- **Instructions to follow**: Omit every image, and transcribe the remaining entries exactly as given.

- **Supplied data**:
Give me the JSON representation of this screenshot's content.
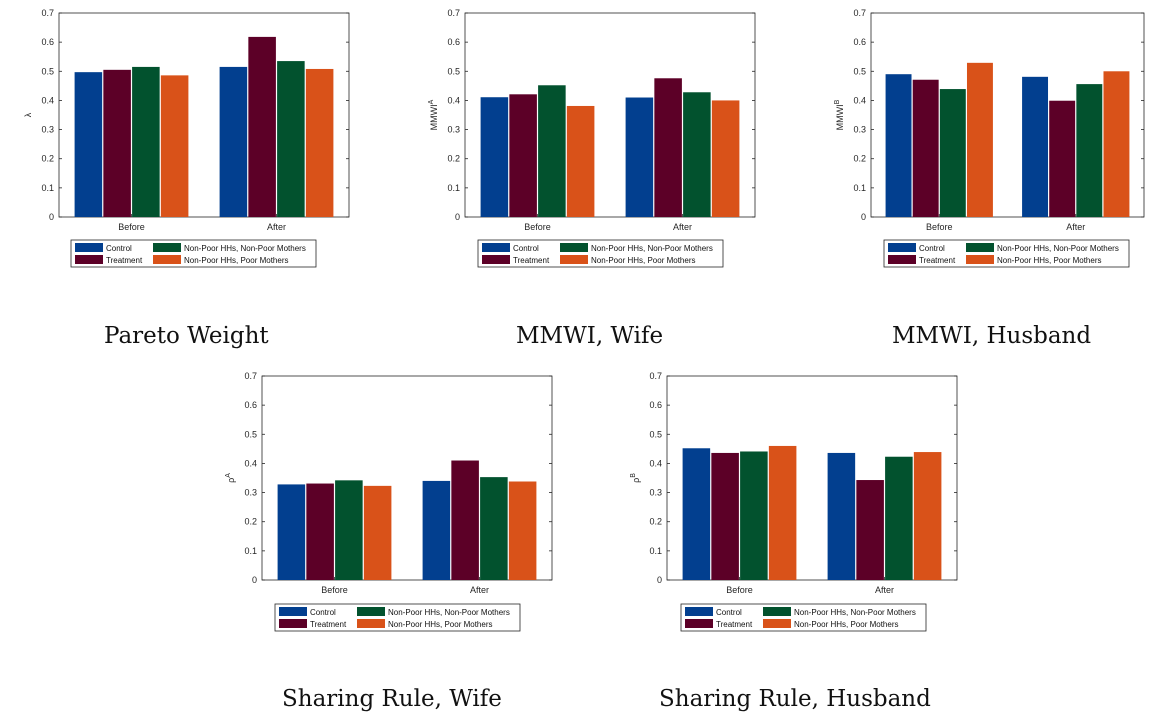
{
  "legend": {
    "entries": [
      "Control",
      "Non-Poor HHs, Non-Poor Mothers",
      "Treatment",
      "Non-Poor HHs, Poor Mothers"
    ]
  },
  "colors": {
    "Control": "#023F8F",
    "Treatment": "#5C0027",
    "Non-Poor HHs, Non-Poor Mothers": "#02522E",
    "Non-Poor HHs, Poor Mothers": "#D95219"
  },
  "chart_data": [
    {
      "type": "bar",
      "caption": "Pareto Weight",
      "ylabel": "λ",
      "ylabel_sup": "",
      "categories": [
        "Before",
        "After"
      ],
      "ylim": [
        0,
        0.7
      ],
      "yticks": [
        "0",
        "0.1",
        "0.2",
        "0.3",
        "0.4",
        "0.5",
        "0.6",
        "0.7"
      ],
      "series": [
        {
          "name": "Control",
          "values": [
            0.497,
            0.515
          ]
        },
        {
          "name": "Treatment",
          "values": [
            0.505,
            0.618
          ]
        },
        {
          "name": "Non-Poor HHs, Non-Poor Mothers",
          "values": [
            0.515,
            0.535
          ]
        },
        {
          "name": "Non-Poor HHs, Poor Mothers",
          "values": [
            0.486,
            0.508
          ]
        }
      ]
    },
    {
      "type": "bar",
      "caption": "MMWI, Wife",
      "ylabel": "MMWI",
      "ylabel_sup": "A",
      "categories": [
        "Before",
        "After"
      ],
      "ylim": [
        0,
        0.7
      ],
      "yticks": [
        "0",
        "0.1",
        "0.2",
        "0.3",
        "0.4",
        "0.5",
        "0.6",
        "0.7"
      ],
      "series": [
        {
          "name": "Control",
          "values": [
            0.411,
            0.41
          ]
        },
        {
          "name": "Treatment",
          "values": [
            0.421,
            0.476
          ]
        },
        {
          "name": "Non-Poor HHs, Non-Poor Mothers",
          "values": [
            0.452,
            0.428
          ]
        },
        {
          "name": "Non-Poor HHs, Poor Mothers",
          "values": [
            0.381,
            0.4
          ]
        }
      ]
    },
    {
      "type": "bar",
      "caption": "MMWI, Husband",
      "ylabel": "MMWI",
      "ylabel_sup": "B",
      "categories": [
        "Before",
        "After"
      ],
      "ylim": [
        0,
        0.7
      ],
      "yticks": [
        "0",
        "0.1",
        "0.2",
        "0.3",
        "0.4",
        "0.5",
        "0.6",
        "0.7"
      ],
      "series": [
        {
          "name": "Control",
          "values": [
            0.49,
            0.481
          ]
        },
        {
          "name": "Treatment",
          "values": [
            0.471,
            0.399
          ]
        },
        {
          "name": "Non-Poor HHs, Non-Poor Mothers",
          "values": [
            0.439,
            0.456
          ]
        },
        {
          "name": "Non-Poor HHs, Poor Mothers",
          "values": [
            0.529,
            0.5
          ]
        }
      ]
    },
    {
      "type": "bar",
      "caption": "Sharing Rule, Wife",
      "ylabel": "ρ",
      "ylabel_sup": "A",
      "categories": [
        "Before",
        "After"
      ],
      "ylim": [
        0,
        0.7
      ],
      "yticks": [
        "0",
        "0.1",
        "0.2",
        "0.3",
        "0.4",
        "0.5",
        "0.6",
        "0.7"
      ],
      "series": [
        {
          "name": "Control",
          "values": [
            0.328,
            0.34
          ]
        },
        {
          "name": "Treatment",
          "values": [
            0.331,
            0.41
          ]
        },
        {
          "name": "Non-Poor HHs, Non-Poor Mothers",
          "values": [
            0.342,
            0.353
          ]
        },
        {
          "name": "Non-Poor HHs, Poor Mothers",
          "values": [
            0.323,
            0.338
          ]
        }
      ]
    },
    {
      "type": "bar",
      "caption": "Sharing Rule, Husband",
      "ylabel": "ρ",
      "ylabel_sup": "B",
      "categories": [
        "Before",
        "After"
      ],
      "ylim": [
        0,
        0.7
      ],
      "yticks": [
        "0",
        "0.1",
        "0.2",
        "0.3",
        "0.4",
        "0.5",
        "0.6",
        "0.7"
      ],
      "series": [
        {
          "name": "Control",
          "values": [
            0.452,
            0.436
          ]
        },
        {
          "name": "Treatment",
          "values": [
            0.436,
            0.343
          ]
        },
        {
          "name": "Non-Poor HHs, Non-Poor Mothers",
          "values": [
            0.441,
            0.423
          ]
        },
        {
          "name": "Non-Poor HHs, Poor Mothers",
          "values": [
            0.46,
            0.439
          ]
        }
      ]
    }
  ]
}
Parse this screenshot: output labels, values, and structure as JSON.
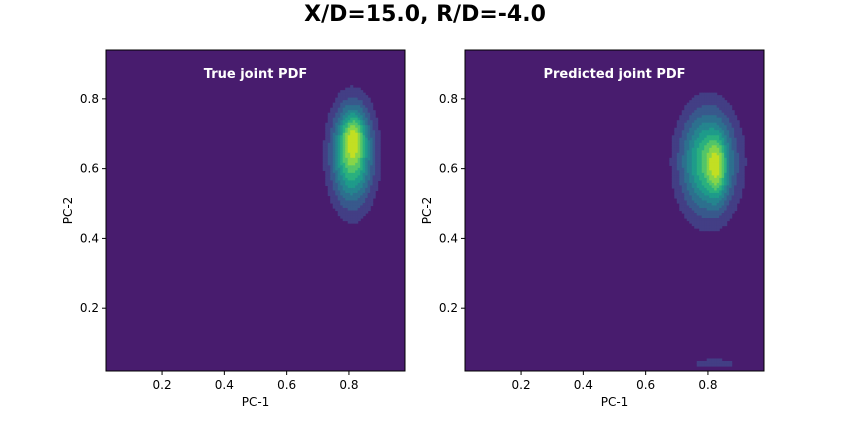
{
  "figure": {
    "title": "X/D=15.0, R/D=-4.0"
  },
  "chart_data": [
    {
      "type": "heatmap",
      "subtype": "filled-contour",
      "title": "True joint PDF",
      "xlabel": "PC-1",
      "ylabel": "PC-2",
      "xlim": [
        0.02,
        0.98
      ],
      "ylim": [
        0.02,
        0.94
      ],
      "xticks": [
        0.2,
        0.4,
        0.6,
        0.8
      ],
      "yticks": [
        0.2,
        0.4,
        0.6,
        0.8
      ],
      "colormap": "viridis",
      "background_color": "#481c6e",
      "blobs": [
        {
          "cx": 0.81,
          "cy": 0.64,
          "sx": 0.045,
          "sy": 0.095,
          "amp": 1.0
        },
        {
          "cx": 0.815,
          "cy": 0.7,
          "sx": 0.025,
          "sy": 0.045,
          "amp": 0.35
        }
      ],
      "levels": 9
    },
    {
      "type": "heatmap",
      "subtype": "filled-contour",
      "title": "Predicted joint PDF",
      "xlabel": "PC-1",
      "ylabel": "PC-2",
      "xlim": [
        0.02,
        0.98
      ],
      "ylim": [
        0.02,
        0.94
      ],
      "xticks": [
        0.2,
        0.4,
        0.6,
        0.8
      ],
      "yticks": [
        0.2,
        0.4,
        0.6,
        0.8
      ],
      "colormap": "viridis",
      "background_color": "#481c6e",
      "blobs": [
        {
          "cx": 0.8,
          "cy": 0.62,
          "sx": 0.06,
          "sy": 0.1,
          "amp": 1.0
        },
        {
          "cx": 0.83,
          "cy": 0.6,
          "sx": 0.02,
          "sy": 0.06,
          "amp": 0.45
        },
        {
          "cx": 0.82,
          "cy": 0.042,
          "sx": 0.05,
          "sy": 0.01,
          "amp": 0.25
        }
      ],
      "levels": 9
    }
  ]
}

- **Task response**:
Give me the JSON representation of this screenshot's content.
{
  "legend": {
    "entries": [
      "Control",
      "Non-Poor HHs, Non-Poor Mothers",
      "Treatment",
      "Non-Poor HHs, Poor Mothers"
    ]
  },
  "colors": {
    "Control": "#023F8F",
    "Treatment": "#5C0027",
    "Non-Poor HHs, Non-Poor Mothers": "#02522E",
    "Non-Poor HHs, Poor Mothers": "#D95219"
  },
  "chart_data": [
    {
      "type": "bar",
      "caption": "Pareto Weight",
      "ylabel": "λ",
      "ylabel_sup": "",
      "categories": [
        "Before",
        "After"
      ],
      "ylim": [
        0,
        0.7
      ],
      "yticks": [
        "0",
        "0.1",
        "0.2",
        "0.3",
        "0.4",
        "0.5",
        "0.6",
        "0.7"
      ],
      "series": [
        {
          "name": "Control",
          "values": [
            0.497,
            0.515
          ]
        },
        {
          "name": "Treatment",
          "values": [
            0.505,
            0.618
          ]
        },
        {
          "name": "Non-Poor HHs, Non-Poor Mothers",
          "values": [
            0.515,
            0.535
          ]
        },
        {
          "name": "Non-Poor HHs, Poor Mothers",
          "values": [
            0.486,
            0.508
          ]
        }
      ]
    },
    {
      "type": "bar",
      "caption": "MMWI, Wife",
      "ylabel": "MMWI",
      "ylabel_sup": "A",
      "categories": [
        "Before",
        "After"
      ],
      "ylim": [
        0,
        0.7
      ],
      "yticks": [
        "0",
        "0.1",
        "0.2",
        "0.3",
        "0.4",
        "0.5",
        "0.6",
        "0.7"
      ],
      "series": [
        {
          "name": "Control",
          "values": [
            0.411,
            0.41
          ]
        },
        {
          "name": "Treatment",
          "values": [
            0.421,
            0.476
          ]
        },
        {
          "name": "Non-Poor HHs, Non-Poor Mothers",
          "values": [
            0.452,
            0.428
          ]
        },
        {
          "name": "Non-Poor HHs, Poor Mothers",
          "values": [
            0.381,
            0.4
          ]
        }
      ]
    },
    {
      "type": "bar",
      "caption": "MMWI, Husband",
      "ylabel": "MMWI",
      "ylabel_sup": "B",
      "categories": [
        "Before",
        "After"
      ],
      "ylim": [
        0,
        0.7
      ],
      "yticks": [
        "0",
        "0.1",
        "0.2",
        "0.3",
        "0.4",
        "0.5",
        "0.6",
        "0.7"
      ],
      "series": [
        {
          "name": "Control",
          "values": [
            0.49,
            0.481
          ]
        },
        {
          "name": "Treatment",
          "values": [
            0.471,
            0.399
          ]
        },
        {
          "name": "Non-Poor HHs, Non-Poor Mothers",
          "values": [
            0.439,
            0.456
          ]
        },
        {
          "name": "Non-Poor HHs, Poor Mothers",
          "values": [
            0.529,
            0.5
          ]
        }
      ]
    },
    {
      "type": "bar",
      "caption": "Sharing Rule, Wife",
      "ylabel": "ρ",
      "ylabel_sup": "A",
      "categories": [
        "Before",
        "After"
      ],
      "ylim": [
        0,
        0.7
      ],
      "yticks": [
        "0",
        "0.1",
        "0.2",
        "0.3",
        "0.4",
        "0.5",
        "0.6",
        "0.7"
      ],
      "series": [
        {
          "name": "Control",
          "values": [
            0.328,
            0.34
          ]
        },
        {
          "name": "Treatment",
          "values": [
            0.331,
            0.41
          ]
        },
        {
          "name": "Non-Poor HHs, Non-Poor Mothers",
          "values": [
            0.342,
            0.353
          ]
        },
        {
          "name": "Non-Poor HHs, Poor Mothers",
          "values": [
            0.323,
            0.338
          ]
        }
      ]
    },
    {
      "type": "bar",
      "caption": "Sharing Rule, Husband",
      "ylabel": "ρ",
      "ylabel_sup": "B",
      "categories": [
        "Before",
        "After"
      ],
      "ylim": [
        0,
        0.7
      ],
      "yticks": [
        "0",
        "0.1",
        "0.2",
        "0.3",
        "0.4",
        "0.5",
        "0.6",
        "0.7"
      ],
      "series": [
        {
          "name": "Control",
          "values": [
            0.452,
            0.436
          ]
        },
        {
          "name": "Treatment",
          "values": [
            0.436,
            0.343
          ]
        },
        {
          "name": "Non-Poor HHs, Non-Poor Mothers",
          "values": [
            0.441,
            0.423
          ]
        },
        {
          "name": "Non-Poor HHs, Poor Mothers",
          "values": [
            0.46,
            0.439
          ]
        }
      ]
    }
  ]
}
Parse this screenshot: output labels, values, and structure as JSON.
{
  "figure": {
    "title": "X/D=15.0, R/D=-4.0"
  },
  "chart_data": [
    {
      "type": "heatmap",
      "subtype": "filled-contour",
      "title": "True joint PDF",
      "xlabel": "PC-1",
      "ylabel": "PC-2",
      "xlim": [
        0.02,
        0.98
      ],
      "ylim": [
        0.02,
        0.94
      ],
      "xticks": [
        0.2,
        0.4,
        0.6,
        0.8
      ],
      "yticks": [
        0.2,
        0.4,
        0.6,
        0.8
      ],
      "colormap": "viridis",
      "background_color": "#481c6e",
      "blobs": [
        {
          "cx": 0.81,
          "cy": 0.64,
          "sx": 0.045,
          "sy": 0.095,
          "amp": 1.0
        },
        {
          "cx": 0.815,
          "cy": 0.7,
          "sx": 0.025,
          "sy": 0.045,
          "amp": 0.35
        }
      ],
      "levels": 9
    },
    {
      "type": "heatmap",
      "subtype": "filled-contour",
      "title": "Predicted joint PDF",
      "xlabel": "PC-1",
      "ylabel": "PC-2",
      "xlim": [
        0.02,
        0.98
      ],
      "ylim": [
        0.02,
        0.94
      ],
      "xticks": [
        0.2,
        0.4,
        0.6,
        0.8
      ],
      "yticks": [
        0.2,
        0.4,
        0.6,
        0.8
      ],
      "colormap": "viridis",
      "background_color": "#481c6e",
      "blobs": [
        {
          "cx": 0.8,
          "cy": 0.62,
          "sx": 0.06,
          "sy": 0.1,
          "amp": 1.0
        },
        {
          "cx": 0.83,
          "cy": 0.6,
          "sx": 0.02,
          "sy": 0.06,
          "amp": 0.45
        },
        {
          "cx": 0.82,
          "cy": 0.042,
          "sx": 0.05,
          "sy": 0.01,
          "amp": 0.25
        }
      ],
      "levels": 9
    }
  ]
}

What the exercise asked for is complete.